Instructions to follow
How many lines of these records hold the string "Receipt"? Reply with the number alone.

Stored data entries

_ _ _ _ _ _ _

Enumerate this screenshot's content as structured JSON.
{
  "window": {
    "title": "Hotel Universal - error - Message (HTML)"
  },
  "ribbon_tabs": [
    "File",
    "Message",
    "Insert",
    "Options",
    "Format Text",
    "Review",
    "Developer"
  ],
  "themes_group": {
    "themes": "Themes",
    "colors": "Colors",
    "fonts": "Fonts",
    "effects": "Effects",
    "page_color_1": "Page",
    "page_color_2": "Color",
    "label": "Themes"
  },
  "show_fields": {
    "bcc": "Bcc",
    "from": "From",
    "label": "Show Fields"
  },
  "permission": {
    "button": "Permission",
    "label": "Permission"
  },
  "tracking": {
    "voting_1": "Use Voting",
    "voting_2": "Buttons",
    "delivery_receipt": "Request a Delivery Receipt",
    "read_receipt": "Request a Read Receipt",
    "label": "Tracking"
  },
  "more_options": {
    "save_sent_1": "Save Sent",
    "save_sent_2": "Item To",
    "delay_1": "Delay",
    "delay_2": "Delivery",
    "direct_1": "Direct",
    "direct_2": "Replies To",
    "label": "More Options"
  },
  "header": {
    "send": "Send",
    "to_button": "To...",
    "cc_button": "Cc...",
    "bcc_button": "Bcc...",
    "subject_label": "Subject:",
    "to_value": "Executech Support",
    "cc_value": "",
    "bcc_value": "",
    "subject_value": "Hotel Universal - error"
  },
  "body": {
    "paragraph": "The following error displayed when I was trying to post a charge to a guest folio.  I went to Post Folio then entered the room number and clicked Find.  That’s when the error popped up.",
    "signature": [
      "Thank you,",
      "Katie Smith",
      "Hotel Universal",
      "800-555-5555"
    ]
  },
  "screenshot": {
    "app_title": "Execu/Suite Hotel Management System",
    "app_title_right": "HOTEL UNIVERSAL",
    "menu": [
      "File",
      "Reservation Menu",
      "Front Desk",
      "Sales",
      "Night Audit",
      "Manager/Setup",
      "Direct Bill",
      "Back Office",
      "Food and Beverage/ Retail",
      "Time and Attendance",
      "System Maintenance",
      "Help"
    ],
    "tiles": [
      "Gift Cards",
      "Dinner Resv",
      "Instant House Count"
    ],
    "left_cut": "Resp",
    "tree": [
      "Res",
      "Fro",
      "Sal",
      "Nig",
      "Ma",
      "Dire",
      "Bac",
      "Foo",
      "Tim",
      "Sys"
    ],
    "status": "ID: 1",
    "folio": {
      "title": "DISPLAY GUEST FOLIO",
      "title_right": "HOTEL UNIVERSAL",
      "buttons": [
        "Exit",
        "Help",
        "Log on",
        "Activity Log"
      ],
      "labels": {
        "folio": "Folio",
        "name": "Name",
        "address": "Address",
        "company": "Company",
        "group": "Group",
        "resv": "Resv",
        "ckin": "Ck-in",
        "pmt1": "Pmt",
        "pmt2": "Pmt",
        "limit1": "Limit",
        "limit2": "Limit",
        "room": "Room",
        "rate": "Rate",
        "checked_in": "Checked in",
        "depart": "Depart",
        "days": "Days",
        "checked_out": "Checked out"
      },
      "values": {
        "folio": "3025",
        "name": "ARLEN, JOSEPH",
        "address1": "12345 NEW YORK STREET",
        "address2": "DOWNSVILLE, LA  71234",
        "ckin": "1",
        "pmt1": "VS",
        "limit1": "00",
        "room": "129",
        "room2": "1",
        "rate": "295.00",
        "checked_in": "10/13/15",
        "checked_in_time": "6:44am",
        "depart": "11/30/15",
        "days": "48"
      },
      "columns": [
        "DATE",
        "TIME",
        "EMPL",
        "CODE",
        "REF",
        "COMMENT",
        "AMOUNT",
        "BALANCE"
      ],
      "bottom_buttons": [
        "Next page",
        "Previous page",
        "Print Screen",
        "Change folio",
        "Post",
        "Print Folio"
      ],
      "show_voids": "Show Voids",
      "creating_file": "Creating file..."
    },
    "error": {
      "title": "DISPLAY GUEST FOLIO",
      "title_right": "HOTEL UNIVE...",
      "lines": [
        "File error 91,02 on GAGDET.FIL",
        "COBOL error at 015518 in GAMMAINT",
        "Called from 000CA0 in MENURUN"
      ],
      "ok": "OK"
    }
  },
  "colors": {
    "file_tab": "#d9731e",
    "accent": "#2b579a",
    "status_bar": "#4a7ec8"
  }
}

_ _ _ _ _ _ _

Response to the task
2